--- Raw data ---
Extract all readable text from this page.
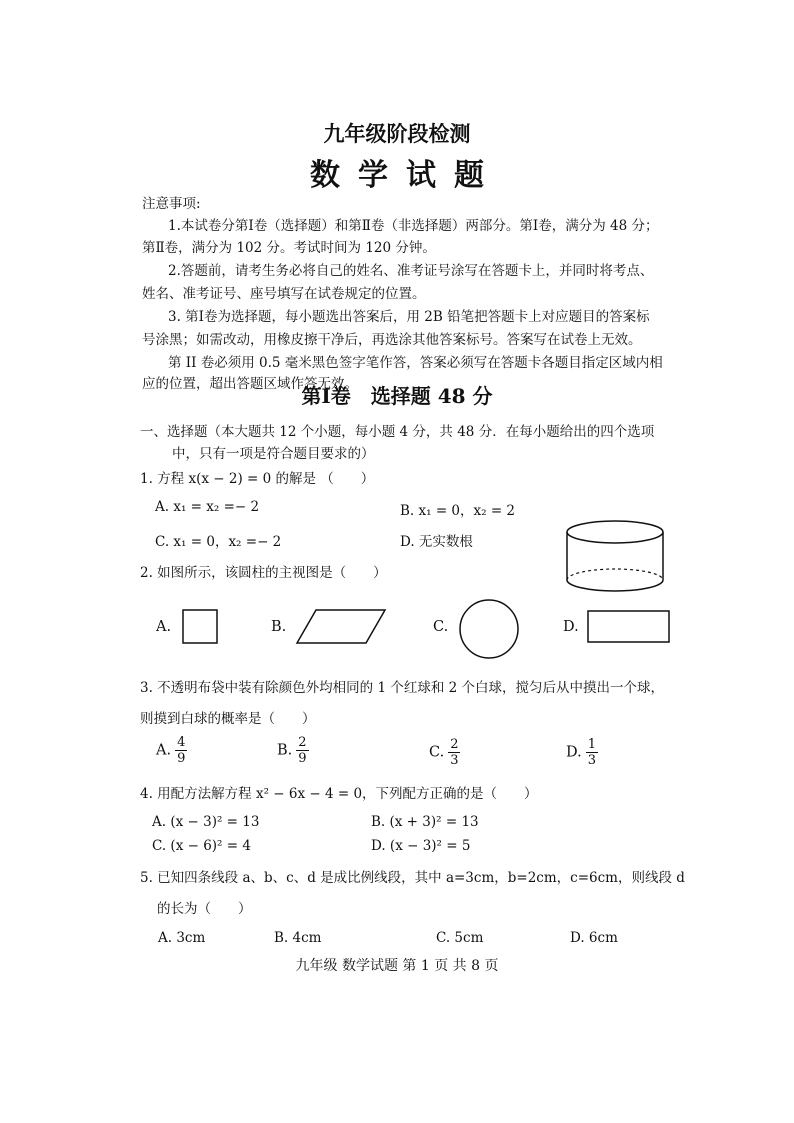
九年级阶段检测
数学试题
注意事项:
1.本试卷分第Ⅰ卷（选择题）和第Ⅱ卷（非选择题）两部分。第Ⅰ卷，满分为 48 分；
第Ⅱ卷，满分为 102 分。考试时间为 120 分钟。
2.答题前，请考生务必将自己的姓名、准考证号涂写在答题卡上，并同时将考点、
姓名、准考证号、座号填写在试卷规定的位置。
3. 第Ⅰ卷为选择题，每小题选出答案后，用 2B 铅笔把答题卡上对应题目的答案标
号涂黑；如需改动，用橡皮擦干净后，再选涂其他答案标号。答案写在试卷上无效。
第 II 卷必须用 0.5 毫米黑色签字笔作答，答案必须写在答题卡各题目指定区域内相
应的位置，超出答题区域作答无效。
第Ⅰ卷　选择题 48 分
一、选择题（本大题共 12 个小题，每小题 4 分，共 48 分．在每小题给出的四个选项
中，只有一项是符合题目要求的）
1. 方程 x(x − 2) = 0 的解是 （　　）
A. x₁ = x₂ =− 2	B. x₁ = 0，x₂ = 2
C. x₁ = 0，x₂ =− 2	D. 无实数根
2. 如图所示，该圆柱的主视图是（　　）
A.	B.	C.	D.
3. 不透明布袋中装有除颜色外均相同的 1 个红球和 2 个白球，搅匀后从中摸出一个球，
则摸到白球的概率是（　　）
A. $\frac{4}{9}$	B. $\frac{2}{9}$	C. $\frac{2}{3}$	D. $\frac{1}{3}$
4. 用配方法解方程 x² − 6x − 4 = 0，下列配方正确的是（　　）
A. (x − 3)² = 13	B. (x + 3)² = 13
C. (x − 6)² = 4	D. (x − 3)² = 5
5. 已知四条线段 a、b、c、d 是成比例线段，其中 a=3cm，b=2cm，c=6cm，则线段 d
的长为（　　）
A. 3cm	B. 4cm	C. 5cm	D. 6cm
九年级 数学试题 第 1 页 共 8 页
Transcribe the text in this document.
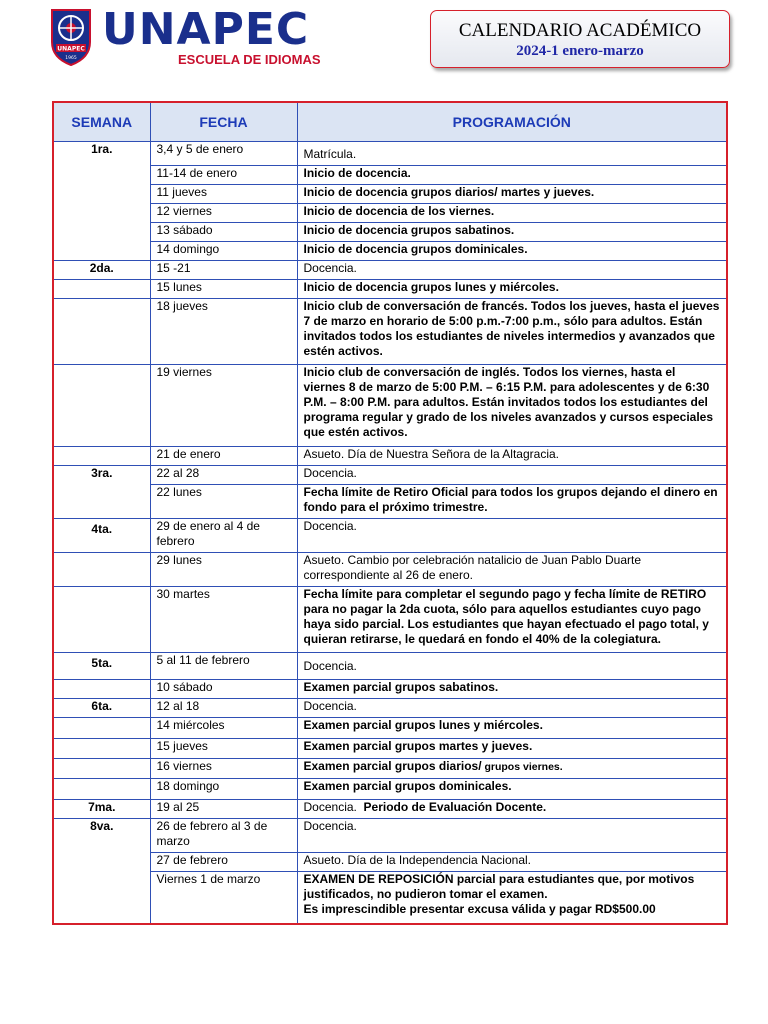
UNAPEC
1965
UNAPEC
ESCUELA DE IDIOMAS
CALENDARIO ACADÉMICO
2024-1 enero-marzo
SEMANA	FECHA	PROGRAMACIÓN
1ra.	3,4 y 5 de enero	Matrícula.
	11-14 de enero	Inicio de docencia.
	11 jueves	Inicio de docencia grupos diarios/ martes y jueves.
	12 viernes	Inicio de docencia de los viernes.
	13 sábado	Inicio de docencia grupos sabatinos.
	14 domingo	Inicio de docencia grupos dominicales.
2da.	15 -21	Docencia.
	15 lunes	Inicio de docencia grupos lunes y miércoles.
	18 jueves	Inicio club de conversación de francés. Todos los jueves, hasta el jueves 7 de marzo en horario de 5:00 p.m.-7:00 p.m., sólo para adultos. Están invitados todos los estudiantes de niveles intermedios y avanzados que estén activos.
	19 viernes	Inicio club de conversación de inglés. Todos los viernes, hasta el viernes 8 de marzo de 5:00 P.M. – 6:15 P.M. para adolescentes y de 6:30 P.M. – 8:00 P.M. para adultos. Están invitados todos los estudiantes del programa regular y grado de los niveles avanzados y cursos especiales que estén activos.
	21 de enero	Asueto. Día de Nuestra Señora de la Altagracia.
3ra.	22 al 28	Docencia.
	22 lunes	Fecha límite de Retiro Oficial para todos los grupos dejando el dinero en fondo para el próximo trimestre.
4ta.	29 de enero al 4 de febrero	Docencia.
	29 lunes	Asueto. Cambio por celebración natalicio de Juan Pablo Duarte correspondiente al 26 de enero.
	30 martes	Fecha límite para completar el segundo pago y fecha límite de RETIRO para no pagar la 2da cuota, sólo para aquellos estudiantes cuyo pago haya sido parcial. Los estudiantes que hayan efectuado el pago total, y quieran retirarse, le quedará en fondo el 40% de la colegiatura.
5ta.	5 al 11 de febrero	Docencia.
	10 sábado	Examen parcial grupos sabatinos.
6ta.	12 al 18	Docencia.
	14 miércoles	Examen parcial grupos lunes y miércoles.
	15 jueves	Examen parcial grupos martes y jueves.
	16 viernes	Examen parcial grupos diarios/ grupos viernes.
	18 domingo	Examen parcial grupos dominicales.
7ma.	19 al 25	Docencia.  Periodo de Evaluación Docente.
8va.	26 de febrero al 3 de marzo	Docencia.
	27 de febrero	Asueto. Día de la Independencia Nacional.
	Viernes 1 de marzo	EXAMEN DE REPOSICIÓN parcial para estudiantes que, por motivos justificados, no pudieron tomar el examen.
Es imprescindible presentar excusa válida y pagar RD$500.00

--- Given request ---
Make an exact copy of the records above, with the pictures left out.

--- The result ---
Extract all readable text from this page.
九年级阶段检测
数学试题
注意事项:
1.本试卷分第Ⅰ卷（选择题）和第Ⅱ卷（非选择题）两部分。第Ⅰ卷，满分为 48 分；
第Ⅱ卷，满分为 102 分。考试时间为 120 分钟。
2.答题前，请考生务必将自己的姓名、准考证号涂写在答题卡上，并同时将考点、
姓名、准考证号、座号填写在试卷规定的位置。
3. 第Ⅰ卷为选择题，每小题选出答案后，用 2B 铅笔把答题卡上对应题目的答案标
号涂黑；如需改动，用橡皮擦干净后，再选涂其他答案标号。答案写在试卷上无效。
第 II 卷必须用 0.5 毫米黑色签字笔作答，答案必须写在答题卡各题目指定区域内相
应的位置，超出答题区域作答无效。
第Ⅰ卷　选择题 48 分
一、选择题（本大题共 12 个小题，每小题 4 分，共 48 分．在每小题给出的四个选项
中，只有一项是符合题目要求的）
1. 方程 x(x − 2) = 0 的解是 （　　）
A. x₁ = x₂ =− 2	B. x₁ = 0，x₂ = 2
C. x₁ = 0，x₂ =− 2	D. 无实数根
2. 如图所示，该圆柱的主视图是（　　）
A.	B.	C.	D.
3. 不透明布袋中装有除颜色外均相同的 1 个红球和 2 个白球，搅匀后从中摸出一个球，
则摸到白球的概率是（　　）
A. $\frac{4}{9}$	B. $\frac{2}{9}$	C. $\frac{2}{3}$	D. $\frac{1}{3}$
4. 用配方法解方程 x² − 6x − 4 = 0，下列配方正确的是（　　）
A. (x − 3)² = 13	B. (x + 3)² = 13
C. (x − 6)² = 4	D. (x − 3)² = 5
5. 已知四条线段 a、b、c、d 是成比例线段，其中 a=3cm，b=2cm，c=6cm，则线段 d
的长为（　　）
A. 3cm	B. 4cm	C. 5cm	D. 6cm
九年级 数学试题 第 1 页 共 8 页
Transcribe the text in this document.
UNAPEC
1965
UNAPEC
ESCUELA DE IDIOMAS
CALENDARIO ACADÉMICO
2024-1 enero-marzo
SEMANA	FECHA	PROGRAMACIÓN
1ra.	3,4 y 5 de enero	Matrícula.
	11-14 de enero	Inicio de docencia.
	11 jueves	Inicio de docencia grupos diarios/ martes y jueves.
	12 viernes	Inicio de docencia de los viernes.
	13 sábado	Inicio de docencia grupos sabatinos.
	14 domingo	Inicio de docencia grupos dominicales.
2da.	15 -21	Docencia.
	15 lunes	Inicio de docencia grupos lunes y miércoles.
	18 jueves	Inicio club de conversación de francés. Todos los jueves, hasta el jueves 7 de marzo en horario de 5:00 p.m.-7:00 p.m., sólo para adultos. Están invitados todos los estudiantes de niveles intermedios y avanzados que estén activos.
	19 viernes	Inicio club de conversación de inglés. Todos los viernes, hasta el viernes 8 de marzo de 5:00 P.M. – 6:15 P.M. para adolescentes y de 6:30 P.M. – 8:00 P.M. para adultos. Están invitados todos los estudiantes del programa regular y grado de los niveles avanzados y cursos especiales que estén activos.
	21 de enero	Asueto. Día de Nuestra Señora de la Altagracia.
3ra.	22 al 28	Docencia.
	22 lunes	Fecha límite de Retiro Oficial para todos los grupos dejando el dinero en fondo para el próximo trimestre.
4ta.	29 de enero al 4 de febrero	Docencia.
	29 lunes	Asueto. Cambio por celebración natalicio de Juan Pablo Duarte correspondiente al 26 de enero.
	30 martes	Fecha límite para completar el segundo pago y fecha límite de RETIRO para no pagar la 2da cuota, sólo para aquellos estudiantes cuyo pago haya sido parcial. Los estudiantes que hayan efectuado el pago total, y quieran retirarse, le quedará en fondo el 40% de la colegiatura.
5ta.	5 al 11 de febrero	Docencia.
	10 sábado	Examen parcial grupos sabatinos.
6ta.	12 al 18	Docencia.
	14 miércoles	Examen parcial grupos lunes y miércoles.
	15 jueves	Examen parcial grupos martes y jueves.
	16 viernes	Examen parcial grupos diarios/ grupos viernes.
	18 domingo	Examen parcial grupos dominicales.
7ma.	19 al 25	Docencia.  Periodo de Evaluación Docente.
8va.	26 de febrero al 3 de marzo	Docencia.
	27 de febrero	Asueto. Día de la Independencia Nacional.
	Viernes 1 de marzo	EXAMEN DE REPOSICIÓN parcial para estudiantes que, por motivos justificados, no pudieron tomar el examen.
Es imprescindible presentar excusa válida y pagar RD$500.00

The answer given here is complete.